» Given passage:
Sadly, it’s usually not long before I’m repeating or rephrasing sentences so the AI can understand me; the cracks start to show, and once again I’m “that guy” yelling at his tech in the street, and all too aware of it.
In those brief moments where the conversation gets into a more natural rhythm, I become slightly less embarrassed, and I glimpse the future technological singularity that we keep getting warned about, where robots outstrip human intelligence.
Which brings me to the second bit: the stuff that’s being fed back. In robotics there’s a hypothesis called the uncanny valley which posits our emotional responses to AI changes as it become more familiarly human.
We respond more positively the more lifelike they are, until a certain point where the likeness is so close we start feeling repulsion instead. Finally, when robots become uncanny to humans, our response shifts more positively again.
With AI, it feels like we’re still in that bit before the drop, where AI is too stupid to evoke repulsion but not smart enough to ease the peculiarity.

» Data shown:

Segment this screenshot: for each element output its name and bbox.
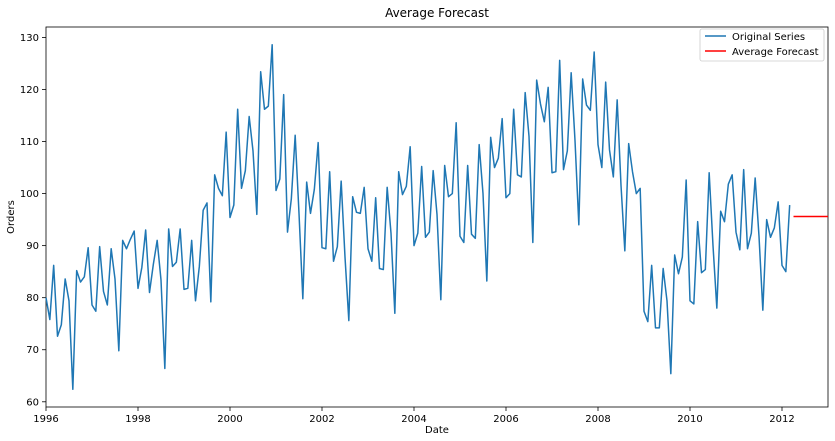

» The exercise: Update the part of the uncanny valley passage that opens with the words containing "In those brief" and closes with "ease the peculiarity.", putting "revulsion" in place of each "repulsion".

» Answer for this exercise:
In those brief moments where the conversation gets into a more natural rhythm, I become slightly less embarrassed, and I glimpse the future technological singularity that we keep getting warned about, where robots outstrip human intelligence.
Which brings me to the second bit: the stuff that’s being fed back. In robotics there’s a hypothesis called the uncanny valley which posits our emotional responses to AI changes as it become more familiarly human.
We respond more positively the more lifelike they are, until a certain point where the likeness is so close we start feeling revulsion instead. Finally, when robots become uncanny to humans, our response shifts more positively again.
With AI, it feels like we’re still in that bit before the drop, where AI is too stupid to evoke revulsion but not smart enough to ease the peculiarity.